§ Given entries:
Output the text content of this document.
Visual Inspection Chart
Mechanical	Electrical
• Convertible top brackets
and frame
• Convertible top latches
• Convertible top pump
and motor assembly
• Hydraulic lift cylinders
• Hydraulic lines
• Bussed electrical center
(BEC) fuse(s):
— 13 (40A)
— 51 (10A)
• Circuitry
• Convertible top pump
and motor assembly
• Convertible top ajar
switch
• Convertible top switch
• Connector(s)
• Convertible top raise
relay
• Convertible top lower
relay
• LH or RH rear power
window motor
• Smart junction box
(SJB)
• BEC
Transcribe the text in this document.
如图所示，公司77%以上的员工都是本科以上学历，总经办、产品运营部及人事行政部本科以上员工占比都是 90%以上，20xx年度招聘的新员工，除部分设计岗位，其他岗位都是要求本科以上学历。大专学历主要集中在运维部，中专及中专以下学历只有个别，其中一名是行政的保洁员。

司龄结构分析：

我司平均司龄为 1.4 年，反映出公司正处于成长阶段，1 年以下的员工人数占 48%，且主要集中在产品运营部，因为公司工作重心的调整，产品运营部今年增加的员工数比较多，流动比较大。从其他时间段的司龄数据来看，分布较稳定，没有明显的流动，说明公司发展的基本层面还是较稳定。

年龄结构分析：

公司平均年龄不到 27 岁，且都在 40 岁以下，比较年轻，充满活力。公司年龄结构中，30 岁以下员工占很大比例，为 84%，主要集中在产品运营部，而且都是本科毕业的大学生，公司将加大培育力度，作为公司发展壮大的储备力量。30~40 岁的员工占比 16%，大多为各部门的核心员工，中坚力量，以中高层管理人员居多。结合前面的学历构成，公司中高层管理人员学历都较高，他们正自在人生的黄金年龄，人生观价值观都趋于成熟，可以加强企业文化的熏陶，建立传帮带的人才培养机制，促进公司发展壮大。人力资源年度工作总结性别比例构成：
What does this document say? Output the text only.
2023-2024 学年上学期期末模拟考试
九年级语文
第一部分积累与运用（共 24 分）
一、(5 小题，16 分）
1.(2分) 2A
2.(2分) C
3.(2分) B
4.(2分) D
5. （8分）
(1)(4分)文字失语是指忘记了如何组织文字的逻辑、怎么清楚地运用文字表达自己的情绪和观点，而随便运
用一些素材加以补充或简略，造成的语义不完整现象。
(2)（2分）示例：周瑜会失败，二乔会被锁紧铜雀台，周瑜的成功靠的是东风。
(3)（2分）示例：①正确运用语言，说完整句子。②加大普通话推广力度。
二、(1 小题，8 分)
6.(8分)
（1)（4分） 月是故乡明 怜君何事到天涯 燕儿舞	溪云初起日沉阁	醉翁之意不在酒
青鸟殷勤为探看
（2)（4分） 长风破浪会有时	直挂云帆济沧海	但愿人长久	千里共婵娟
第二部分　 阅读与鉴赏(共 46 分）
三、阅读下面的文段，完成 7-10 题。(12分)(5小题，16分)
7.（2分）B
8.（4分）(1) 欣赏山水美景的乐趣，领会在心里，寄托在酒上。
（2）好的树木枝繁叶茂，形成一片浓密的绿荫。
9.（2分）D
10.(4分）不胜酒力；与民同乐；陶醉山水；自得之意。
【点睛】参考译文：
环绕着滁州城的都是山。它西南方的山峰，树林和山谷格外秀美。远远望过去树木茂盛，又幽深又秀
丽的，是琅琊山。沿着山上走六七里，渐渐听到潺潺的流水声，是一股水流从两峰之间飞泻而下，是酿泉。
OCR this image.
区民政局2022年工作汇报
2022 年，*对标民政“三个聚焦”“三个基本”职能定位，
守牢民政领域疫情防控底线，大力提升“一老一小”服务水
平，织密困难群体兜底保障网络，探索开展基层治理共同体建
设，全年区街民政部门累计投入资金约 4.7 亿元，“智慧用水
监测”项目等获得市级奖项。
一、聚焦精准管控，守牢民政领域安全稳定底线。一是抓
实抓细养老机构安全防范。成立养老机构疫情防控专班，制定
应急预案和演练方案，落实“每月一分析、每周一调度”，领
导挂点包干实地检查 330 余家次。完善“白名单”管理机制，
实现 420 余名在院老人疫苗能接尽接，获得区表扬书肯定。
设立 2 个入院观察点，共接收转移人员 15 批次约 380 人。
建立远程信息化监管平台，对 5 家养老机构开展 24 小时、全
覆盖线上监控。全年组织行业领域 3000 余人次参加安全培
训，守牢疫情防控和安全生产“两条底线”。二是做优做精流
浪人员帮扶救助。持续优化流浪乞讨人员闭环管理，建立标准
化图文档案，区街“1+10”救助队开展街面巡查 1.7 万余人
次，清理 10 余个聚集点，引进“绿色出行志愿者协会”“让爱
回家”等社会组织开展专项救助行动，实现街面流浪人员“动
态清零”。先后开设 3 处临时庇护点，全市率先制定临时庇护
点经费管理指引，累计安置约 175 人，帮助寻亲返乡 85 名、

§ Problem requirements: Every entry in the listing must be retyped exactly.

§ Reply:
Output the text content of this document.
Visual Inspection Chart
Mechanical	Electrical
• Convertible top brackets
and frame
• Convertible top latches
• Convertible top pump
and motor assembly
• Hydraulic lift cylinders
• Hydraulic lines
• Bussed electrical center
(BEC) fuse(s):
— 13 (40A)
— 51 (10A)
• Circuitry
• Convertible top pump
and motor assembly
• Convertible top ajar
switch
• Convertible top switch
• Connector(s)
• Convertible top raise
relay
• Convertible top lower
relay
• LH or RH rear power
window motor
• Smart junction box
(SJB)
• BEC
Transcribe the text in this document.
如图所示，公司77%以上的员工都是本科以上学历，总经办、产品运营部及人事行政部本科以上员工占比都是 90%以上，20xx年度招聘的新员工，除部分设计岗位，其他岗位都是要求本科以上学历。大专学历主要集中在运维部，中专及中专以下学历只有个别，其中一名是行政的保洁员。

司龄结构分析：

我司平均司龄为 1.4 年，反映出公司正处于成长阶段，1 年以下的员工人数占 48%，且主要集中在产品运营部，因为公司工作重心的调整，产品运营部今年增加的员工数比较多，流动比较大。从其他时间段的司龄数据来看，分布较稳定，没有明显的流动，说明公司发展的基本层面还是较稳定。

年龄结构分析：

公司平均年龄不到 27 岁，且都在 40 岁以下，比较年轻，充满活力。公司年龄结构中，30 岁以下员工占很大比例，为 84%，主要集中在产品运营部，而且都是本科毕业的大学生，公司将加大培育力度，作为公司发展壮大的储备力量。30~40 岁的员工占比 16%，大多为各部门的核心员工，中坚力量，以中高层管理人员居多。结合前面的学历构成，公司中高层管理人员学历都较高，他们正自在人生的黄金年龄，人生观价值观都趋于成熟，可以加强企业文化的熏陶，建立传帮带的人才培养机制，促进公司发展壮大。人力资源年度工作总结性别比例构成：
What does this document say? Output the text only.
2023-2024 学年上学期期末模拟考试
九年级语文
第一部分积累与运用（共 24 分）
一、(5 小题，16 分）
1.(2分) 2A
2.(2分) C
3.(2分) B
4.(2分) D
5. （8分）
(1)(4分)文字失语是指忘记了如何组织文字的逻辑、怎么清楚地运用文字表达自己的情绪和观点，而随便运
用一些素材加以补充或简略，造成的语义不完整现象。
(2)（2分）示例：周瑜会失败，二乔会被锁紧铜雀台，周瑜的成功靠的是东风。
(3)（2分）示例：①正确运用语言，说完整句子。②加大普通话推广力度。
二、(1 小题，8 分)
6.(8分)
（1)（4分） 月是故乡明 怜君何事到天涯 燕儿舞	溪云初起日沉阁	醉翁之意不在酒
青鸟殷勤为探看
（2)（4分） 长风破浪会有时	直挂云帆济沧海	但愿人长久	千里共婵娟
第二部分　 阅读与鉴赏(共 46 分）
三、阅读下面的文段，完成 7-10 题。(12分)(5小题，16分)
7.（2分）B
8.（4分）(1) 欣赏山水美景的乐趣，领会在心里，寄托在酒上。
（2）好的树木枝繁叶茂，形成一片浓密的绿荫。
9.（2分）D
10.(4分）不胜酒力；与民同乐；陶醉山水；自得之意。
【点睛】参考译文：
环绕着滁州城的都是山。它西南方的山峰，树林和山谷格外秀美。远远望过去树木茂盛，又幽深又秀
丽的，是琅琊山。沿着山上走六七里，渐渐听到潺潺的流水声，是一股水流从两峰之间飞泻而下，是酿泉。
OCR this image.
区民政局2022年工作汇报
2022 年，*对标民政“三个聚焦”“三个基本”职能定位，
守牢民政领域疫情防控底线，大力提升“一老一小”服务水
平，织密困难群体兜底保障网络，探索开展基层治理共同体建
设，全年区街民政部门累计投入资金约 4.7 亿元，“智慧用水
监测”项目等获得市级奖项。
一、聚焦精准管控，守牢民政领域安全稳定底线。一是抓
实抓细养老机构安全防范。成立养老机构疫情防控专班，制定
应急预案和演练方案，落实“每月一分析、每周一调度”，领
导挂点包干实地检查 330 余家次。完善“白名单”管理机制，
实现 420 余名在院老人疫苗能接尽接，获得区表扬书肯定。
设立 2 个入院观察点，共接收转移人员 15 批次约 380 人。
建立远程信息化监管平台，对 5 家养老机构开展 24 小时、全
覆盖线上监控。全年组织行业领域 3000 余人次参加安全培
训，守牢疫情防控和安全生产“两条底线”。二是做优做精流
浪人员帮扶救助。持续优化流浪乞讨人员闭环管理，建立标准
化图文档案，区街“1+10”救助队开展街面巡查 1.7 万余人
次，清理 10 余个聚集点，引进“绿色出行志愿者协会”“让爱
回家”等社会组织开展专项救助行动，实现街面流浪人员“动
态清零”。先后开设 3 处临时庇护点，全市率先制定临时庇护
点经费管理指引，累计安置约 175 人，帮助寻亲返乡 85 名、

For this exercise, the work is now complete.